PROBLEM TO WORK ON:
Copy the material that follows word for word and omit its pictures.

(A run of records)
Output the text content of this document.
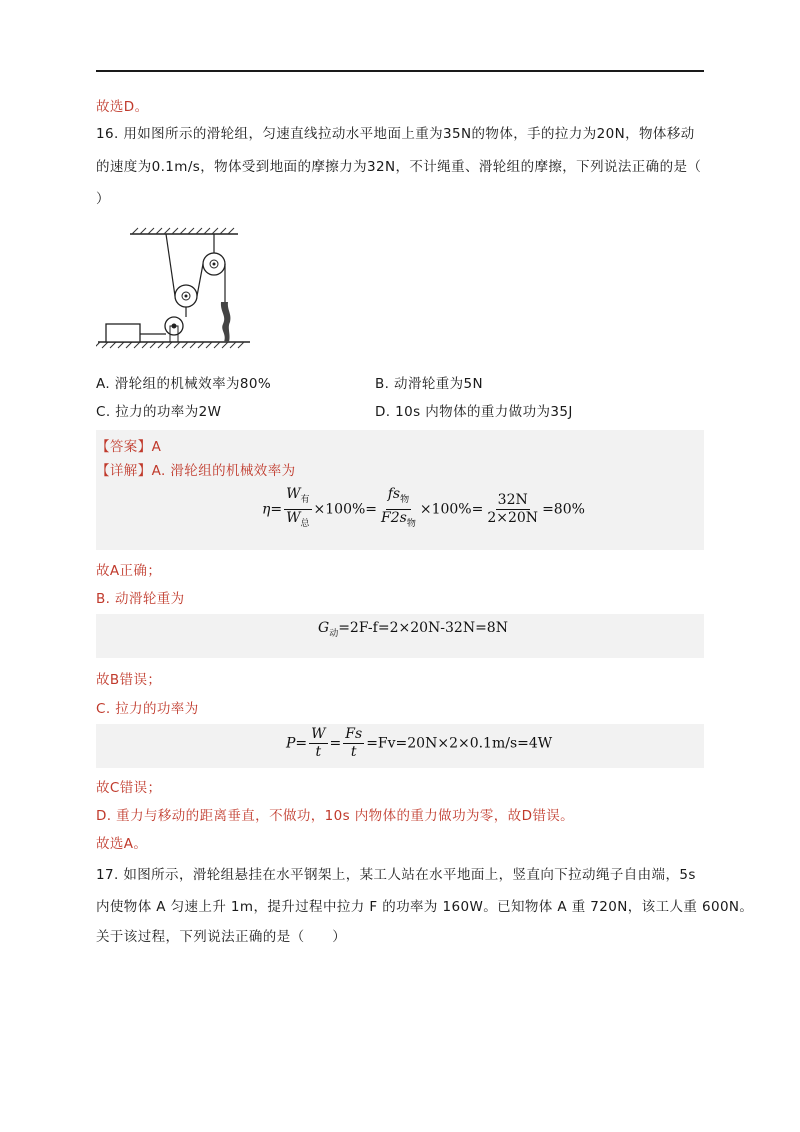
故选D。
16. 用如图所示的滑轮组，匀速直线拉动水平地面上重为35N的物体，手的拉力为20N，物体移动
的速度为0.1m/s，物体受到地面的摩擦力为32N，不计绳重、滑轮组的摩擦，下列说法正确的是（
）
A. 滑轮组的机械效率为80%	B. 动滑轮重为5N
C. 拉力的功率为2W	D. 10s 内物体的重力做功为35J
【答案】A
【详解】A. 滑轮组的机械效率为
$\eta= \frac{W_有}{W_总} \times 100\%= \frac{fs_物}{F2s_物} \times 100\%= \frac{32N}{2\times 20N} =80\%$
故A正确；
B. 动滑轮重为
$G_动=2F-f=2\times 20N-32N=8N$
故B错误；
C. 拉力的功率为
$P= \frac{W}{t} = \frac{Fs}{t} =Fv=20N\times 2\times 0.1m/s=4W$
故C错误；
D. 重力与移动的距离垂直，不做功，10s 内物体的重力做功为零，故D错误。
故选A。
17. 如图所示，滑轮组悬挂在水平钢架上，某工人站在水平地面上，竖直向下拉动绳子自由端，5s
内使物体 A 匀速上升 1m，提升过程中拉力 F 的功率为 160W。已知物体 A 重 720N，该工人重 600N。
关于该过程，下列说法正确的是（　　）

SOLVED EXERCISE:
Output the text content of this document.
故选D。
16. 用如图所示的滑轮组，匀速直线拉动水平地面上重为35N的物体，手的拉力为20N，物体移动
的速度为0.1m/s，物体受到地面的摩擦力为32N，不计绳重、滑轮组的摩擦，下列说法正确的是（
）
A. 滑轮组的机械效率为80%	B. 动滑轮重为5N
C. 拉力的功率为2W	D. 10s 内物体的重力做功为35J
【答案】A
【详解】A. 滑轮组的机械效率为
$\eta= \frac{W_有}{W_总} \times 100\%= \frac{fs_物}{F2s_物} \times 100\%= \frac{32N}{2\times 20N} =80\%$
故A正确；
B. 动滑轮重为
$G_动=2F-f=2\times 20N-32N=8N$
故B错误；
C. 拉力的功率为
$P= \frac{W}{t} = \frac{Fs}{t} =Fv=20N\times 2\times 0.1m/s=4W$
故C错误；
D. 重力与移动的距离垂直，不做功，10s 内物体的重力做功为零，故D错误。
故选A。
17. 如图所示，滑轮组悬挂在水平钢架上，某工人站在水平地面上，竖直向下拉动绳子自由端，5s
内使物体 A 匀速上升 1m，提升过程中拉力 F 的功率为 160W。已知物体 A 重 720N，该工人重 600N。
关于该过程，下列说法正确的是（　　）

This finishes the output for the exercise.